▶ **Short problem**: Filter the entries, keeping every line with the word "area".

----- The data -----

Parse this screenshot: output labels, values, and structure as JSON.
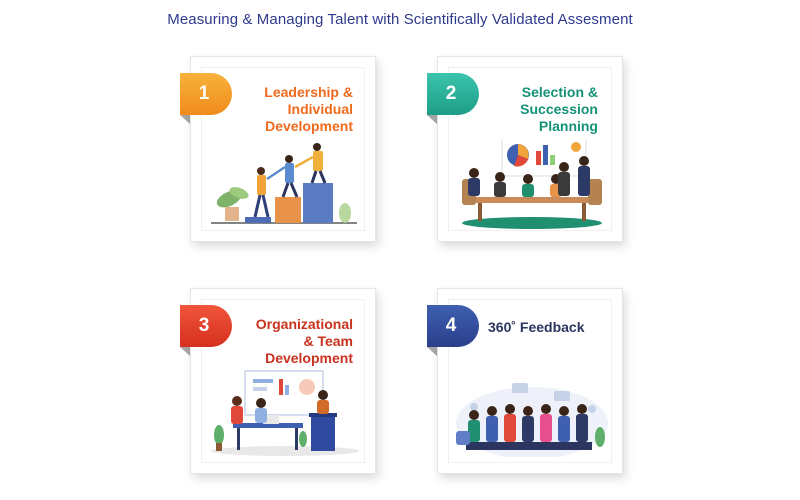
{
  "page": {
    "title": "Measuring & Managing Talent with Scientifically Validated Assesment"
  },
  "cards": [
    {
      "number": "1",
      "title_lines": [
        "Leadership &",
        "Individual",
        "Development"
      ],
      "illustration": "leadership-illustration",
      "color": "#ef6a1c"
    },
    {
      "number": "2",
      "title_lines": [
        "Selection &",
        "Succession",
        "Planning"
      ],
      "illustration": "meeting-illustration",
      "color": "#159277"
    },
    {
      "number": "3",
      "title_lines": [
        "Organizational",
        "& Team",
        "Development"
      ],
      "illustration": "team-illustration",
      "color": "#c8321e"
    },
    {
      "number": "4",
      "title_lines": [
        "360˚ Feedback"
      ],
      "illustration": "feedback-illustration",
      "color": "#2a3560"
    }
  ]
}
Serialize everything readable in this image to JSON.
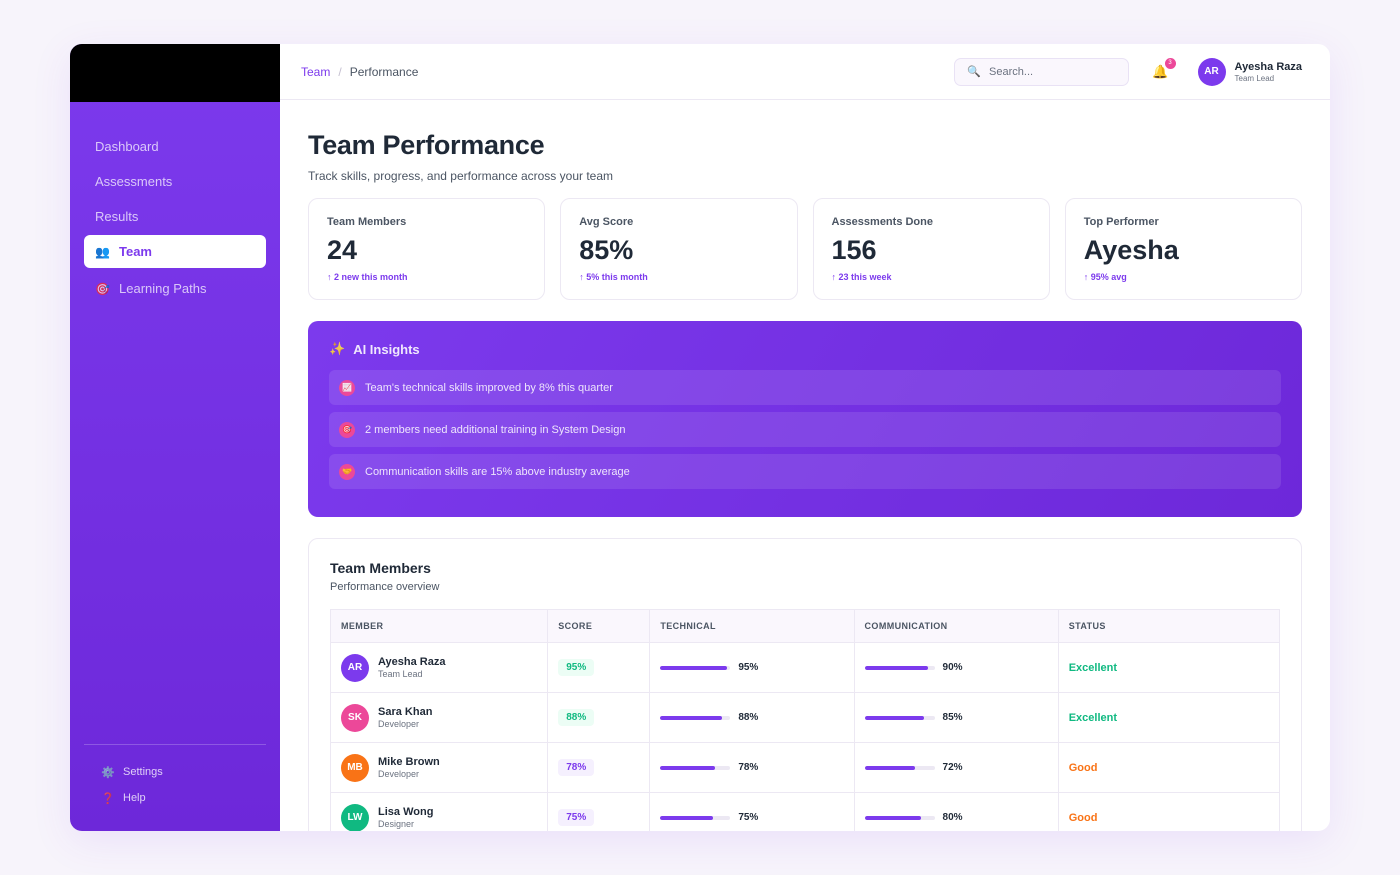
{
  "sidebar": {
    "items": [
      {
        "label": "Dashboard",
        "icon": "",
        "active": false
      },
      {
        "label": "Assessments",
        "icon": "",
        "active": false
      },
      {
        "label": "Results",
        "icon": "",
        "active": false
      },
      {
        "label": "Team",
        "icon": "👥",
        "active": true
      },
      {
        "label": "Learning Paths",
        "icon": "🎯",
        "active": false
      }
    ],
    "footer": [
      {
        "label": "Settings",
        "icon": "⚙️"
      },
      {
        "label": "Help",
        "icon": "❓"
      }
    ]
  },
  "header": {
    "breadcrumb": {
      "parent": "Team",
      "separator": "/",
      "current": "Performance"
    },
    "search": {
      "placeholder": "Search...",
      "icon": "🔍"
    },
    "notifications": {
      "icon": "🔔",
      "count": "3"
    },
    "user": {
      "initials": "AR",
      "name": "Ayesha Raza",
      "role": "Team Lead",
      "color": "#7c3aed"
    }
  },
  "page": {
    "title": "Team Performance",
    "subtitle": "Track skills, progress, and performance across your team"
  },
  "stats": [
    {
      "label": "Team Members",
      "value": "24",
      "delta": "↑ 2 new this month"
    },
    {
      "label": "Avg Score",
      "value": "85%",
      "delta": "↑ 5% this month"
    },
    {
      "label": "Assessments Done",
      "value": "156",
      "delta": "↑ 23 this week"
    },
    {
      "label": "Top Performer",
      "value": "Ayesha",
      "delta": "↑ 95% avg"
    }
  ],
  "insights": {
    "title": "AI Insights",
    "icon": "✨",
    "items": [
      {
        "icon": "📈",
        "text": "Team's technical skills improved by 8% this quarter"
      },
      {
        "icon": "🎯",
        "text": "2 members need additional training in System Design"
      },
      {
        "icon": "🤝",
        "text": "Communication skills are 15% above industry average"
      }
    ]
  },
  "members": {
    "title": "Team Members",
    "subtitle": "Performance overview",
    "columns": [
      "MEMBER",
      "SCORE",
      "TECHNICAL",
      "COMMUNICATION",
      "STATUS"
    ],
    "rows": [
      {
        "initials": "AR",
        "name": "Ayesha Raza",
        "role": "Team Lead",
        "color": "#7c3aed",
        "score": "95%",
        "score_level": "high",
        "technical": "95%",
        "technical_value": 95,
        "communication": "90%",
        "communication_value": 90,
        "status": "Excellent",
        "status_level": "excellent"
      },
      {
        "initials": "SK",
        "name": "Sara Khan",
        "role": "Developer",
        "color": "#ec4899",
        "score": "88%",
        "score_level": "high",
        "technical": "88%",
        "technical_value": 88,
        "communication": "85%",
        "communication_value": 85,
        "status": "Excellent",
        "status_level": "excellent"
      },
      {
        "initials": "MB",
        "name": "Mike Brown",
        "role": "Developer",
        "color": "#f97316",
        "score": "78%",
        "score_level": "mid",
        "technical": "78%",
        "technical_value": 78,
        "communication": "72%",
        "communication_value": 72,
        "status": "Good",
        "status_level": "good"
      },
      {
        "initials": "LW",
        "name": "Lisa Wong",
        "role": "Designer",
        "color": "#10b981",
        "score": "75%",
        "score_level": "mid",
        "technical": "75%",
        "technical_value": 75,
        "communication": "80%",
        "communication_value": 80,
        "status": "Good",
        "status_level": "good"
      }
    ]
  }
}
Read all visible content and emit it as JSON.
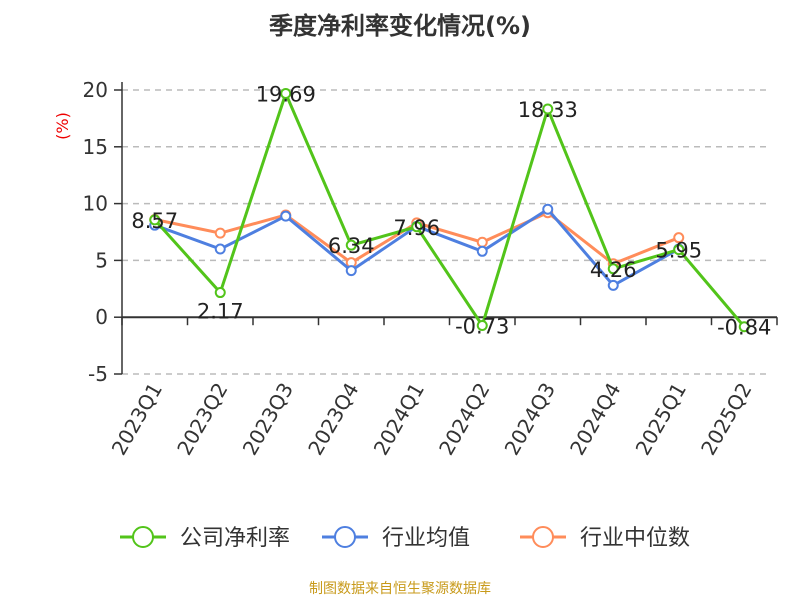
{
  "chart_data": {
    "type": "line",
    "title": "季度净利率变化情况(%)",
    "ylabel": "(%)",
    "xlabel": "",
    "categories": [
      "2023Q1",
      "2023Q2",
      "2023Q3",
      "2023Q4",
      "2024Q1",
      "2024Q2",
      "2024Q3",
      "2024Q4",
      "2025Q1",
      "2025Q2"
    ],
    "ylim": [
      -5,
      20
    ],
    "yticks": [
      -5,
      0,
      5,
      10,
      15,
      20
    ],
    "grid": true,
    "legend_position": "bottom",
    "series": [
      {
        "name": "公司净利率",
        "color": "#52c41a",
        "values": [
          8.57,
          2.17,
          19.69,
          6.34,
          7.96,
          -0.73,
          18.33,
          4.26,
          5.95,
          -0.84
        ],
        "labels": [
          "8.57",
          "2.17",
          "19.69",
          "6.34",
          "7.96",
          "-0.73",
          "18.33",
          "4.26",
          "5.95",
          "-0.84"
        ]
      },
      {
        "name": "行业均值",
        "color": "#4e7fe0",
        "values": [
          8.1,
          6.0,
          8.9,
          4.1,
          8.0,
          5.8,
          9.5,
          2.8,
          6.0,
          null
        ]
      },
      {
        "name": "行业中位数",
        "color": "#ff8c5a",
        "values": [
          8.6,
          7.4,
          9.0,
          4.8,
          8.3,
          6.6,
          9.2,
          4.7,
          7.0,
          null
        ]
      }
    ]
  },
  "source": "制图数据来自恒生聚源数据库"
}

-----
----- The data -----

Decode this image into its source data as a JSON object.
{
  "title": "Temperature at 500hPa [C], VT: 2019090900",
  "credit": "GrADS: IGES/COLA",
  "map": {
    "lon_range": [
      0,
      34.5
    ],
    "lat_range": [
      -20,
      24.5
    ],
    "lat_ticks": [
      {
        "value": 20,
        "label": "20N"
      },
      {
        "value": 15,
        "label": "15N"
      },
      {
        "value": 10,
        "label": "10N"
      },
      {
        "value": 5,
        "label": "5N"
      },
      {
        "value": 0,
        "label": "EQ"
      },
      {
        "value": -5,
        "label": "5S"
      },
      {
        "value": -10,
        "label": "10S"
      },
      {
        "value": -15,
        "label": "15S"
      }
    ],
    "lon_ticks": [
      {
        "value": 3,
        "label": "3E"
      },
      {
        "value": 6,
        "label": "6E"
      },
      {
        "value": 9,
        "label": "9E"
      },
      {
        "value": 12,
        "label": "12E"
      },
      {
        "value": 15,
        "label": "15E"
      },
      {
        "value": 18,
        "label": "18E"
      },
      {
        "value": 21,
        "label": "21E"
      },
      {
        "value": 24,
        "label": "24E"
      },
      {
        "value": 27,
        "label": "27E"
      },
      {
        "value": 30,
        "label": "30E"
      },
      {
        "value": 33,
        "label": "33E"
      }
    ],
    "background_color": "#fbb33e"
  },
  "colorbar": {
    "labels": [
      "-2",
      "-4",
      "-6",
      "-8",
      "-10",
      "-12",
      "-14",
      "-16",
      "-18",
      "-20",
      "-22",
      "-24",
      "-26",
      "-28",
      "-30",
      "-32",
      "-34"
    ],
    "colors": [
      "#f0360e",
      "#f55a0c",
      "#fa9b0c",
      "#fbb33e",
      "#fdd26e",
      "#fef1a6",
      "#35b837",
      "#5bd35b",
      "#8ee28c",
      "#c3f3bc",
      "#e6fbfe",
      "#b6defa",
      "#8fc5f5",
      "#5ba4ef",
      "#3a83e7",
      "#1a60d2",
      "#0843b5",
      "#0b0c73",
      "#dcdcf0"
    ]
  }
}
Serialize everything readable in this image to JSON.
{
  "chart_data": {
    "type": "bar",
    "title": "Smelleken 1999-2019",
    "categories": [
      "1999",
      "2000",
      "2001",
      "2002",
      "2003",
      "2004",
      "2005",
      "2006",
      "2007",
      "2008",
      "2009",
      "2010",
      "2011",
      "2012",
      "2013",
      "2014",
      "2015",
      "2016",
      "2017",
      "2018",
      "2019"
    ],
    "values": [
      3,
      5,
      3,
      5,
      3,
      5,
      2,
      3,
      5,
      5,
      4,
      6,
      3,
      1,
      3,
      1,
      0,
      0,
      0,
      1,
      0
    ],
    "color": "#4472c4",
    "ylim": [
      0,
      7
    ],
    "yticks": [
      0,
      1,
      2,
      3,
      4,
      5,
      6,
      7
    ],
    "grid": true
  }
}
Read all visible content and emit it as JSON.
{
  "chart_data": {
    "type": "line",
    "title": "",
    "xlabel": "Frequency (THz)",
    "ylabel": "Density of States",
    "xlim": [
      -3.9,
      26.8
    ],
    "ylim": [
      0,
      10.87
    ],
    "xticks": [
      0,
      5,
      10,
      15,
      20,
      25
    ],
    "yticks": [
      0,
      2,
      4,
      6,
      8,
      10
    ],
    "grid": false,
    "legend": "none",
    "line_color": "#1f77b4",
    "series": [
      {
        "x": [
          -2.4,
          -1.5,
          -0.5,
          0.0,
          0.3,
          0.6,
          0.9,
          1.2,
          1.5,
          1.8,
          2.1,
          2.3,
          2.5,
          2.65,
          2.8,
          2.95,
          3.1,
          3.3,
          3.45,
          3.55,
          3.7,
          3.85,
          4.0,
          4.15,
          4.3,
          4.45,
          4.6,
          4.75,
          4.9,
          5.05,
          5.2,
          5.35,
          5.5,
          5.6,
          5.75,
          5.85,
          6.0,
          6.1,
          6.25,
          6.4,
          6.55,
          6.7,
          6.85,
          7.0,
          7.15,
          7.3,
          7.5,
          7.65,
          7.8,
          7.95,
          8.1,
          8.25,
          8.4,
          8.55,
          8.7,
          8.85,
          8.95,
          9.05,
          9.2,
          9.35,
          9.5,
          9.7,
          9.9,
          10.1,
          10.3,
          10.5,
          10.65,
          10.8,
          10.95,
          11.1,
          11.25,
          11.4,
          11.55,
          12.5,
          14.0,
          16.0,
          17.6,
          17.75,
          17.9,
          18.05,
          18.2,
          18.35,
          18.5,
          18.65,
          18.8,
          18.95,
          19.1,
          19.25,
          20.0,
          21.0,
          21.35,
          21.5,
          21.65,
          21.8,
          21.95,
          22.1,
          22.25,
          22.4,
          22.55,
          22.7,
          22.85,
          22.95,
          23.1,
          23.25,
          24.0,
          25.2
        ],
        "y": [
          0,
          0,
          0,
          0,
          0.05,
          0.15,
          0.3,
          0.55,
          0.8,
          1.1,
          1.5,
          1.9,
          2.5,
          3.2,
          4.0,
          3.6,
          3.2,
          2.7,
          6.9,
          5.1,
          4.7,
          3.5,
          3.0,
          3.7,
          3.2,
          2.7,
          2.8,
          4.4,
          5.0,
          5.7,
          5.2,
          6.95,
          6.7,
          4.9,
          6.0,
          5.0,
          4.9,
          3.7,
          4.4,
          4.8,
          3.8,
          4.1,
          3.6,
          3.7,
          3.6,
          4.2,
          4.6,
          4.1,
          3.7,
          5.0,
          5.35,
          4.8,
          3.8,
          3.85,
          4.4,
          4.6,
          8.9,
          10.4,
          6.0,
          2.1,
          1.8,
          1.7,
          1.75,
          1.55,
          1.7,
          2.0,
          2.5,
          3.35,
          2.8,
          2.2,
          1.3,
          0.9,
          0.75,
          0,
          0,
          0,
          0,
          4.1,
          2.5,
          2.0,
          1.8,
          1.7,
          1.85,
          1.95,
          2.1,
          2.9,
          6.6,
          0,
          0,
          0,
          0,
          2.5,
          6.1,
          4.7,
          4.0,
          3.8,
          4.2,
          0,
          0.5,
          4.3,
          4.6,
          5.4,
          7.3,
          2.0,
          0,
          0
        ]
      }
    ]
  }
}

-----
----- The data -----

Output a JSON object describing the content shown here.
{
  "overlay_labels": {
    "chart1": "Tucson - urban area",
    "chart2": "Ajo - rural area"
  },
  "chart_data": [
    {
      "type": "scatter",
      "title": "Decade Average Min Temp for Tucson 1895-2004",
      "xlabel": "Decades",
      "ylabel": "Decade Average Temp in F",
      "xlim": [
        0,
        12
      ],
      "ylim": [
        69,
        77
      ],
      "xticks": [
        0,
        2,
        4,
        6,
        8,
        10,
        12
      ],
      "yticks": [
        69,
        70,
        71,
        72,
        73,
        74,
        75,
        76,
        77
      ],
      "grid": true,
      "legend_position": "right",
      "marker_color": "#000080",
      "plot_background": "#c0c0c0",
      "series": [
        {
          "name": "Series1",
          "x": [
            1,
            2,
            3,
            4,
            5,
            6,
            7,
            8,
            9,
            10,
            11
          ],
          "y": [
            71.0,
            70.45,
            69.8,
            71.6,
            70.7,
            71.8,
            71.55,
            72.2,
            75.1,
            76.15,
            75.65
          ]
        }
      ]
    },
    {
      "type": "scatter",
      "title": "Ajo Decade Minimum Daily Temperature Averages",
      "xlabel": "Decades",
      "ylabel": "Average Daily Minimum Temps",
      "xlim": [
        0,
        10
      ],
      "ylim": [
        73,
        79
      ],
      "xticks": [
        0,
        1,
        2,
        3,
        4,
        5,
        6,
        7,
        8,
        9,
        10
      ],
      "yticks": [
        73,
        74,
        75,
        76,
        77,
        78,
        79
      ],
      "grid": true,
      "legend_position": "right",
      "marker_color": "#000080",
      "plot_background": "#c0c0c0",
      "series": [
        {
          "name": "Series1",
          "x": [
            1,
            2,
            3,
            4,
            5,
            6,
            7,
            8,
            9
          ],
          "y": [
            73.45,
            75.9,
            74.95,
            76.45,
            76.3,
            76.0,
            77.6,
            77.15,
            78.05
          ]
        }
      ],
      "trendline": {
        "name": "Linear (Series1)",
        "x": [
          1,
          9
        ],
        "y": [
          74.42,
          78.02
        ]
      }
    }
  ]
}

-----

▶ **Task response**:
    "chart1": "Tucson - urban area",
    "chart2": "Ajo - rural area"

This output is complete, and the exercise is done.